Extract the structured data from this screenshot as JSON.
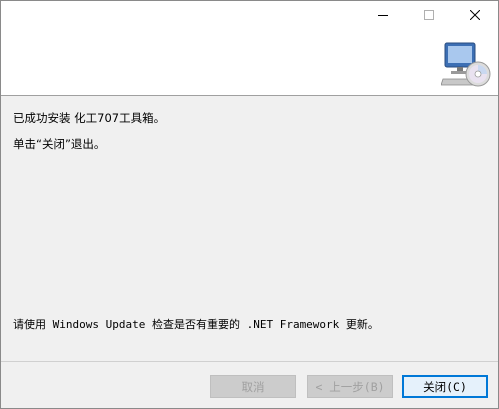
{
  "titlebar": {
    "minimize_glyph": "–",
    "maximize_glyph": "☐",
    "close_glyph": "✕"
  },
  "banner": {
    "icon": "computer-cd-icon"
  },
  "content": {
    "line1": "已成功安装 化工707工具箱。",
    "line2": "单击“关闭”退出。",
    "line3": "请使用 Windows Update 检查是否有重要的 .NET Framework 更新。"
  },
  "buttons": {
    "cancel": "取消",
    "back": "< 上一步(B)",
    "close": "关闭(C)"
  },
  "colors": {
    "accent": "#0078d7",
    "dialog_bg": "#f0f0f0",
    "banner_bg": "#ffffff"
  }
}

....

**What is needed**
Retype each entry precisely. Skip images entirely.

**Reply**
Extract the structured data from this screenshot as JSON.
{
  "titlebar": {
    "minimize_glyph": "–",
    "maximize_glyph": "☐",
    "close_glyph": "✕"
  },
  "banner": {
    "icon": "computer-cd-icon"
  },
  "content": {
    "line1": "已成功安装 化工707工具箱。",
    "line2": "单击“关闭”退出。",
    "line3": "请使用 Windows Update 检查是否有重要的 .NET Framework 更新。"
  },
  "buttons": {
    "cancel": "取消",
    "back": "< 上一步(B)",
    "close": "关闭(C)"
  },
  "colors": {
    "accent": "#0078d7",
    "dialog_bg": "#f0f0f0",
    "banner_bg": "#ffffff"
  }
}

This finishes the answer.